• _What to work on_:
Pull each line containing "bolt" out of the data and copy it.

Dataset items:
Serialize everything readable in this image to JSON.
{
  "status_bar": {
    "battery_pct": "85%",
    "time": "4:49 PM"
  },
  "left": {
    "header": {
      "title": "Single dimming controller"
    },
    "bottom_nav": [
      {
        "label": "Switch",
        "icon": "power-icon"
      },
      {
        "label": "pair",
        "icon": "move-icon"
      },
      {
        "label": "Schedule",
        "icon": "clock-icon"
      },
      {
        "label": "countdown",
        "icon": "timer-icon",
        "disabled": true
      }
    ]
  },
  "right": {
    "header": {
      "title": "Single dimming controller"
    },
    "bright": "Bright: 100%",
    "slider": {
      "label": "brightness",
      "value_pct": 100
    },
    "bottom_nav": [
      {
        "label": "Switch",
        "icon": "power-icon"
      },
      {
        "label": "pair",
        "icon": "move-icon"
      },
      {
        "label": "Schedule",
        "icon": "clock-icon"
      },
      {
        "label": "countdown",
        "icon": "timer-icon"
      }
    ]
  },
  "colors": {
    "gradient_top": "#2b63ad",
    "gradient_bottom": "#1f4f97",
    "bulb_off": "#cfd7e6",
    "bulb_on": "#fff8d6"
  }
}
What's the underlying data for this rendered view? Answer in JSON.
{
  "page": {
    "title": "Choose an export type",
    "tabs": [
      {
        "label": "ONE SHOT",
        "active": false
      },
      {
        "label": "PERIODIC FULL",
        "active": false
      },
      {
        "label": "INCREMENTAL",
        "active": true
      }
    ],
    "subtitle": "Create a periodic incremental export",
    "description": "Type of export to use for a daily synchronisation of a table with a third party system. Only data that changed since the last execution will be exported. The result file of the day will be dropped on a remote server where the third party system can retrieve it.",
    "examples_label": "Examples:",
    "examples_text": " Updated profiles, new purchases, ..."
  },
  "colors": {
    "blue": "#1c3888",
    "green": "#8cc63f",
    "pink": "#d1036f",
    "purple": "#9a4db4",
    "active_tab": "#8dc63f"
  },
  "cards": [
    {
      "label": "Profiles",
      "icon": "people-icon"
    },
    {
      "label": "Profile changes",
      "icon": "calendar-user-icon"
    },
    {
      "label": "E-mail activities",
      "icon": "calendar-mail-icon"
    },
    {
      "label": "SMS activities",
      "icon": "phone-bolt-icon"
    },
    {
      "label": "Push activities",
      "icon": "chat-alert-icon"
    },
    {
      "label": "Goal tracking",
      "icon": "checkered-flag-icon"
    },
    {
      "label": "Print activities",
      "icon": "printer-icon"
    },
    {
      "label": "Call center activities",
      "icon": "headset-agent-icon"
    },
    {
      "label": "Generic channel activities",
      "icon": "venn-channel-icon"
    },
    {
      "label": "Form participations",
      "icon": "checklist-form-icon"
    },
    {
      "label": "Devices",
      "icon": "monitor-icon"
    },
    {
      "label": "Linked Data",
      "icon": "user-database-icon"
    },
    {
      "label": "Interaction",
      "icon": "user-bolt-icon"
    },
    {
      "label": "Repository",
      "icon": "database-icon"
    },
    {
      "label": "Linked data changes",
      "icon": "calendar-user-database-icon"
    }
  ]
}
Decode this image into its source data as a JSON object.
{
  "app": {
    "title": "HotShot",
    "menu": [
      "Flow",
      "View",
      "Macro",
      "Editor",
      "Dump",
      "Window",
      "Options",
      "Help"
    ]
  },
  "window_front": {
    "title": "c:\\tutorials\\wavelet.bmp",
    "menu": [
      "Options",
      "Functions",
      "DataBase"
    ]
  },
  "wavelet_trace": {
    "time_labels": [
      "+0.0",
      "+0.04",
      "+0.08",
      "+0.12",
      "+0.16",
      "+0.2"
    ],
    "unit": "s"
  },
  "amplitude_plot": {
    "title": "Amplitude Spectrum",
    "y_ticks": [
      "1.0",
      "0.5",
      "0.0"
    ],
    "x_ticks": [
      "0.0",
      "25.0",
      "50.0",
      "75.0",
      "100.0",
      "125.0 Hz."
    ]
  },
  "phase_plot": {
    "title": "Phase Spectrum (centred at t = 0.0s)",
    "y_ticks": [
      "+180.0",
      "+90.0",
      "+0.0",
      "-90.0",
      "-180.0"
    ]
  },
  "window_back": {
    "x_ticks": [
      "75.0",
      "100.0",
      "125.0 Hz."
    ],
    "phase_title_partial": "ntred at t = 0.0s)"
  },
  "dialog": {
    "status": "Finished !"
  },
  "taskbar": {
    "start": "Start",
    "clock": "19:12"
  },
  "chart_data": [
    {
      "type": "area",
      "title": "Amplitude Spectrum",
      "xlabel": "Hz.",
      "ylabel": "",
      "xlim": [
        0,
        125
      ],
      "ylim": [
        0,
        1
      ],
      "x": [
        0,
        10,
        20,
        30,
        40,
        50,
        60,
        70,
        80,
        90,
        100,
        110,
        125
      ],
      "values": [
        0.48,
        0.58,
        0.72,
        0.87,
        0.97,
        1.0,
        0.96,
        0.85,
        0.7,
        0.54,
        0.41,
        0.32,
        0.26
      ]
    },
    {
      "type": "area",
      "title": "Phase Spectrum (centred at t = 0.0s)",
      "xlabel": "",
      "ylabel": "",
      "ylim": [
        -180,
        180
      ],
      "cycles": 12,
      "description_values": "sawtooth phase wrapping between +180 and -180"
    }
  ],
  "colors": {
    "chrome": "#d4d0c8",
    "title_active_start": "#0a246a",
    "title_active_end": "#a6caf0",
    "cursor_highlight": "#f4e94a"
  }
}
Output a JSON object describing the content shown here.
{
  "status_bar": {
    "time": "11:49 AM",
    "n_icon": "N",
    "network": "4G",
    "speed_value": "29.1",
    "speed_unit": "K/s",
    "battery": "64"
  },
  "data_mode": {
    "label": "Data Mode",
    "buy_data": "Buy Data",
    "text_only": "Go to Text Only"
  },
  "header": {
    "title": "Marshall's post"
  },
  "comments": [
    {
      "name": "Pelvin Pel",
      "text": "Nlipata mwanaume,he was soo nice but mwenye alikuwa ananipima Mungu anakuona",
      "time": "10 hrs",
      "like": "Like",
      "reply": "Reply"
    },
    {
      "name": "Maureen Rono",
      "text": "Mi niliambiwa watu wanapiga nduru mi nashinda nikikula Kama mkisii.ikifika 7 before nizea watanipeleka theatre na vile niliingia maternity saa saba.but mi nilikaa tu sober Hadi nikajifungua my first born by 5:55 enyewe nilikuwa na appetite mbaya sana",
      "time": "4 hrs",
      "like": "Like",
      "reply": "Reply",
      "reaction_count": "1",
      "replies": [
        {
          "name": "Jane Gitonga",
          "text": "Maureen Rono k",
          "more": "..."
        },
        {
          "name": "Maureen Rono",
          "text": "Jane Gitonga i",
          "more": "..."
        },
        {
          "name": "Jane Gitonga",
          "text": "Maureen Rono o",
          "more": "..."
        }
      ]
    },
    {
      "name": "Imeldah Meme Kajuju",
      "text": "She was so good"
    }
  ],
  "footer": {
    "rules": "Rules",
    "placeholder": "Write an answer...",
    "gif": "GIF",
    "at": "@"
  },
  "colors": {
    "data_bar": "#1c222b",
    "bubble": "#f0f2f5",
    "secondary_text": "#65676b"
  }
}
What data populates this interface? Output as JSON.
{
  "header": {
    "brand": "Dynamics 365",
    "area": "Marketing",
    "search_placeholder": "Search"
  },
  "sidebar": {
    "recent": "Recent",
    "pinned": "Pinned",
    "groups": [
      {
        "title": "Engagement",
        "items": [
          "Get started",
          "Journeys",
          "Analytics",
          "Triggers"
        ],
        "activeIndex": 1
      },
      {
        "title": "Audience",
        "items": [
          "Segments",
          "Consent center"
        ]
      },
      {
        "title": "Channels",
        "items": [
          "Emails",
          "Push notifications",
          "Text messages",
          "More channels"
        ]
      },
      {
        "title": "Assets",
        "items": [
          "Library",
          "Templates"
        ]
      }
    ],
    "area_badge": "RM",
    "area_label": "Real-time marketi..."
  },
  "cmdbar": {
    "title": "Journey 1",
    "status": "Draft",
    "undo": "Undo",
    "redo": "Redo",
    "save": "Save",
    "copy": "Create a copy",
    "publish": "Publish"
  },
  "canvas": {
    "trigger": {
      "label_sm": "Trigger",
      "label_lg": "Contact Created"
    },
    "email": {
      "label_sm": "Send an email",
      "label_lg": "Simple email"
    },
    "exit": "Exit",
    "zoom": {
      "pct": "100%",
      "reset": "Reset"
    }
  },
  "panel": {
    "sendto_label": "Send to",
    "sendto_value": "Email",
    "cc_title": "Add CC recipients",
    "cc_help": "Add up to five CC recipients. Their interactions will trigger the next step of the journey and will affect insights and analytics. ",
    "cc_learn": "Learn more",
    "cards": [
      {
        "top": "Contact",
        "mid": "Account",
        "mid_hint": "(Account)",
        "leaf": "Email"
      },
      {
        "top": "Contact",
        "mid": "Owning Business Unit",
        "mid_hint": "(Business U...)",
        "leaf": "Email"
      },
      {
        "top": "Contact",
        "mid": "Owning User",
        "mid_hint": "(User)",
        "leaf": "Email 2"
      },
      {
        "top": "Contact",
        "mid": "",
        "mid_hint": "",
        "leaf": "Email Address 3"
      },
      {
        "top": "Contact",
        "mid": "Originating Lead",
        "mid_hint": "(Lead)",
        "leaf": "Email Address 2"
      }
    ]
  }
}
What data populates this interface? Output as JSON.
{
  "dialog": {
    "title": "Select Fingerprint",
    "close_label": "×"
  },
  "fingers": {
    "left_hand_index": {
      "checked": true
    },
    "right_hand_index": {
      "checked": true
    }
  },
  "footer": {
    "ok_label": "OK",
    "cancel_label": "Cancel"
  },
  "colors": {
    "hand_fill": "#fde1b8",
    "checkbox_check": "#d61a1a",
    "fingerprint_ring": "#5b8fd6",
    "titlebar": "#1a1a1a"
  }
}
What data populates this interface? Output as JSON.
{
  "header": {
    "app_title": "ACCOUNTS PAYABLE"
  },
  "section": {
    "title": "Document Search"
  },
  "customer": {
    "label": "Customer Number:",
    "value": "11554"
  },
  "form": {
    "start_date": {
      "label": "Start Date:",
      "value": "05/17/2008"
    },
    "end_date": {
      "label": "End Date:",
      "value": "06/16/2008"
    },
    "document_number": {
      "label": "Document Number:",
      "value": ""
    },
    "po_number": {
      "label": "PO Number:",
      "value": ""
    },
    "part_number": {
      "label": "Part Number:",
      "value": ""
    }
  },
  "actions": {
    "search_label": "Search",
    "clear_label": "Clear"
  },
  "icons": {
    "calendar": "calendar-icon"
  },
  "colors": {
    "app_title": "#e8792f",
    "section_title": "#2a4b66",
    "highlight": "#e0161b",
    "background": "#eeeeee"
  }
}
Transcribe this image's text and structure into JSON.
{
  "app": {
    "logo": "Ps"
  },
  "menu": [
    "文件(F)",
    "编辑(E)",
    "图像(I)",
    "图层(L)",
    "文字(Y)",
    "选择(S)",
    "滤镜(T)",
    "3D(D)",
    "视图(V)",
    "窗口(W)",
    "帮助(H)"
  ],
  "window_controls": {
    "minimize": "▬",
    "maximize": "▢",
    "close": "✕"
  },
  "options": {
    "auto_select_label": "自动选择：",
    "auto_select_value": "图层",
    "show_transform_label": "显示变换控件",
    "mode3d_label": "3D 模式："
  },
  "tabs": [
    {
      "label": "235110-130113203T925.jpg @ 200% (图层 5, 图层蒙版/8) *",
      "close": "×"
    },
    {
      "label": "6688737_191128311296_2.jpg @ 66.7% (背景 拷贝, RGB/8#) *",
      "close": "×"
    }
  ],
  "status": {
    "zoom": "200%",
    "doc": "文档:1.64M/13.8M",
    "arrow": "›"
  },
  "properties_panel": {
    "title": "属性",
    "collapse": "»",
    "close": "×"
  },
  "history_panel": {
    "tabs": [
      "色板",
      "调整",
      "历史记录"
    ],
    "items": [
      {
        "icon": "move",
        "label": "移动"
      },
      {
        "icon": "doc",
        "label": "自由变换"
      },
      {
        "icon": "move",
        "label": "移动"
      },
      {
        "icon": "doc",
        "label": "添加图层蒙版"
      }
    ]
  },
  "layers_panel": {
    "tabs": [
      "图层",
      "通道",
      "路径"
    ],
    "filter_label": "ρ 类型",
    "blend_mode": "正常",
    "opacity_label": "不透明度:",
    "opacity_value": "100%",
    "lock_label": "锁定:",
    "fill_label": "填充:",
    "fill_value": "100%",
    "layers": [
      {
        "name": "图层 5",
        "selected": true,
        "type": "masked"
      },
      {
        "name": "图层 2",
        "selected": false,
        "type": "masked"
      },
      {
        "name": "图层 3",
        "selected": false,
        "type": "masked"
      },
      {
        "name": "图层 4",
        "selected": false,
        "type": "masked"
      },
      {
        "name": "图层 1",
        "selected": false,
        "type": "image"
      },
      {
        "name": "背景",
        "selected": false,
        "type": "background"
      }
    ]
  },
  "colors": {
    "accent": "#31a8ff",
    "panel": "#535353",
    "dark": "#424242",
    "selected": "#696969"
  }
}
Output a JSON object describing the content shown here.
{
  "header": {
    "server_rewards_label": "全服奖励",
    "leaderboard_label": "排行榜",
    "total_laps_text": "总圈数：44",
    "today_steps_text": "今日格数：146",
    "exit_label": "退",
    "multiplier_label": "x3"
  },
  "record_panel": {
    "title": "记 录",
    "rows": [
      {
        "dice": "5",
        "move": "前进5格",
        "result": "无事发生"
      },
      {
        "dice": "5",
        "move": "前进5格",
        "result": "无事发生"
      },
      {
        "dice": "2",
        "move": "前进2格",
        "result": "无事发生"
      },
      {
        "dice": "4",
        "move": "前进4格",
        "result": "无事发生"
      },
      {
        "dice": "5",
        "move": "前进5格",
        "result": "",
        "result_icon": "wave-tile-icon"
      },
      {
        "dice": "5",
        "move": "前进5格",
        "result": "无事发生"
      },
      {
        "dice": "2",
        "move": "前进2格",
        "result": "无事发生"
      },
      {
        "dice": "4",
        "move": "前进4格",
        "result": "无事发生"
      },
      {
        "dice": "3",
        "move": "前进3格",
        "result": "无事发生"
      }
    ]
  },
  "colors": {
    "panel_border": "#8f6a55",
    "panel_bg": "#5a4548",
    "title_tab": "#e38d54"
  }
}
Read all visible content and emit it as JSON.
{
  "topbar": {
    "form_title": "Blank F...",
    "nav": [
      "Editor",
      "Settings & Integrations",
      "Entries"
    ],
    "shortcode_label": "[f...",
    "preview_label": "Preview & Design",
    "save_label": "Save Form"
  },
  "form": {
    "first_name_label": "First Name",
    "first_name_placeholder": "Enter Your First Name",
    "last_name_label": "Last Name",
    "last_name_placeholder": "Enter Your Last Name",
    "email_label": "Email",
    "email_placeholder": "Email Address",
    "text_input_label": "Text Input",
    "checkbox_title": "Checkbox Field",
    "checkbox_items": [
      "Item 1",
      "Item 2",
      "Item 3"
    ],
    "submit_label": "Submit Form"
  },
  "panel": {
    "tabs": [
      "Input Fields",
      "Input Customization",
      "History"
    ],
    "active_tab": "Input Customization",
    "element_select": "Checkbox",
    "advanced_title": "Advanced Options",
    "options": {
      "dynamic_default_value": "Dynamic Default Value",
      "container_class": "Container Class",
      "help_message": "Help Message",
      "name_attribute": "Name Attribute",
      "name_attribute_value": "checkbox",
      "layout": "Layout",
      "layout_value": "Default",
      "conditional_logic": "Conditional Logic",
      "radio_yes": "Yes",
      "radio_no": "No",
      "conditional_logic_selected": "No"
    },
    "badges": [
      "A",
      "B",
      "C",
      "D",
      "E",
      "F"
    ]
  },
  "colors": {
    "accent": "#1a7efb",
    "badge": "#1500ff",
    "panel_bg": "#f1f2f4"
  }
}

• _Output of the task_:
      "icon": "phone-bolt-icon"
      "icon": "user-bolt-icon"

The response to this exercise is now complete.